▶ **To do**
Copy the data that follows exactly. Include no pictures.

(Records that describe figures)

━━━━

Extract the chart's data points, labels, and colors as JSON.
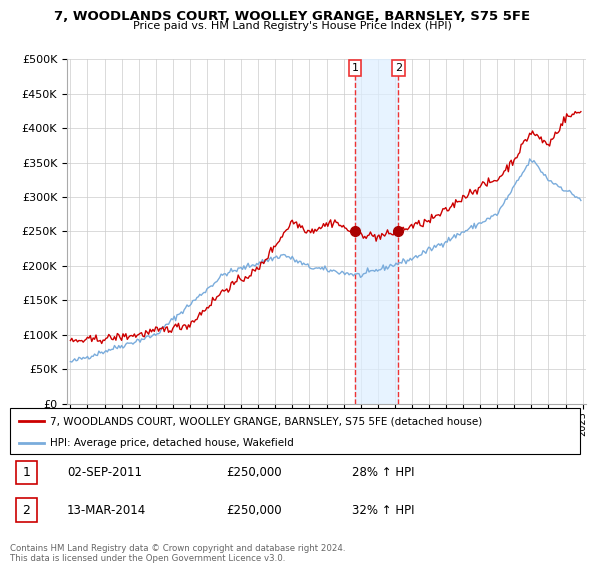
{
  "title": "7, WOODLANDS COURT, WOOLLEY GRANGE, BARNSLEY, S75 5FE",
  "subtitle": "Price paid vs. HM Land Registry's House Price Index (HPI)",
  "legend_label_red": "7, WOODLANDS COURT, WOOLLEY GRANGE, BARNSLEY, S75 5FE (detached house)",
  "legend_label_blue": "HPI: Average price, detached house, Wakefield",
  "footer": "Contains HM Land Registry data © Crown copyright and database right 2024.\nThis data is licensed under the Open Government Licence v3.0.",
  "purchase1_date": "02-SEP-2011",
  "purchase1_price": "£250,000",
  "purchase1_hpi": "28% ↑ HPI",
  "purchase2_date": "13-MAR-2014",
  "purchase2_price": "£250,000",
  "purchase2_hpi": "32% ↑ HPI",
  "hpi_color": "#7aacdc",
  "price_color": "#cc0000",
  "shade_color": "#ddeeff",
  "vline_color": "#ee3333",
  "dot_color": "#aa0000",
  "ylim": [
    0,
    500000
  ],
  "yticks": [
    0,
    50000,
    100000,
    150000,
    200000,
    250000,
    300000,
    350000,
    400000,
    450000,
    500000
  ],
  "purchase1_x": 2011.67,
  "purchase2_x": 2014.2,
  "purchase1_y": 250000,
  "purchase2_y": 250000,
  "xlim_left": 1994.8,
  "xlim_right": 2025.2
}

━━━━

▶ **Response below**
Extract the chart's data points, labels, and colors as JSON.
{
  "title": "7, WOODLANDS COURT, WOOLLEY GRANGE, BARNSLEY, S75 5FE",
  "subtitle": "Price paid vs. HM Land Registry's House Price Index (HPI)",
  "legend_label_red": "7, WOODLANDS COURT, WOOLLEY GRANGE, BARNSLEY, S75 5FE (detached house)",
  "legend_label_blue": "HPI: Average price, detached house, Wakefield",
  "footer": "Contains HM Land Registry data © Crown copyright and database right 2024.\nThis data is licensed under the Open Government Licence v3.0.",
  "purchase1_date": "02-SEP-2011",
  "purchase1_price": "£250,000",
  "purchase1_hpi": "28% ↑ HPI",
  "purchase2_date": "13-MAR-2014",
  "purchase2_price": "£250,000",
  "purchase2_hpi": "32% ↑ HPI",
  "hpi_color": "#7aacdc",
  "price_color": "#cc0000",
  "shade_color": "#ddeeff",
  "vline_color": "#ee3333",
  "dot_color": "#aa0000",
  "ylim": [
    0,
    500000
  ],
  "yticks": [
    0,
    50000,
    100000,
    150000,
    200000,
    250000,
    300000,
    350000,
    400000,
    450000,
    500000
  ],
  "purchase1_x": 2011.67,
  "purchase2_x": 2014.2,
  "purchase1_y": 250000,
  "purchase2_y": 250000,
  "xlim_left": 1994.8,
  "xlim_right": 2025.2
}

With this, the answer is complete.